PASSAGE GIVEN »
= John Loch =

John Loch (8 September 1781 – 19 February 1868) was a Member of Parliament for Hythe and Chairman of the East India Company.

He was the second son of George Loch (d. 1786) of Drylaw, Edinburgh.

He joined the marine service of the East India company and also served as a volunteer with the Royal Navy. In 1800 he served on Lord St. Vincent's flagship during the blockade of Brest and later that year was in the unsuccessful Ferrol expedition as aide-de-camp to Sir Edward Pellew, one of the British commanders. He made his fortune trading with China and in 1821 was elected a Director of the East India Company, a position he held until 1854, acting as chairman in 1829 and 1833. In 1837 he was attacked and stabbed by a disgruntled former employee of the company, who subsequently committed suicide whilst in custody.

DATA SHOWN »
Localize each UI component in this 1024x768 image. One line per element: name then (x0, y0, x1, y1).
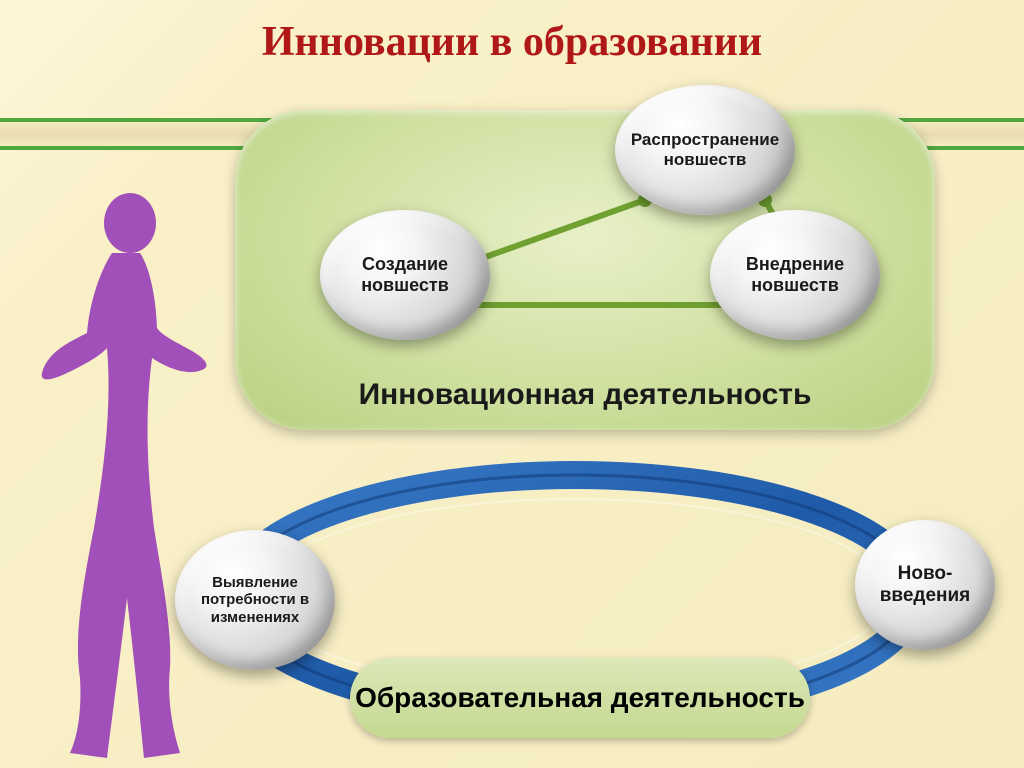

EXERCISE DIRECTIONS » Write out the John Loch passage starting with "He joined the" and going on through "whilst in custody.", swapping "disgruntled" for "resentful".

COMPLETE OUTPUT »
He joined the marine service of the East India company and also served as a volunteer with the Royal Navy. In 1800 he served on Lord St. Vincent's flagship during the blockade of Brest and later that year was in the unsuccessful Ferrol expedition as aide-de-camp to Sir Edward Pellew, one of the British commanders. He made his fortune trading with China and in 1821 was elected a Director of the East India Company, a position he held until 1854, acting as chairman in 1829 and 1833. In 1837 he was attacked and stabbed by a resentful former employee of the company, who subsequently committed suicide whilst in custody.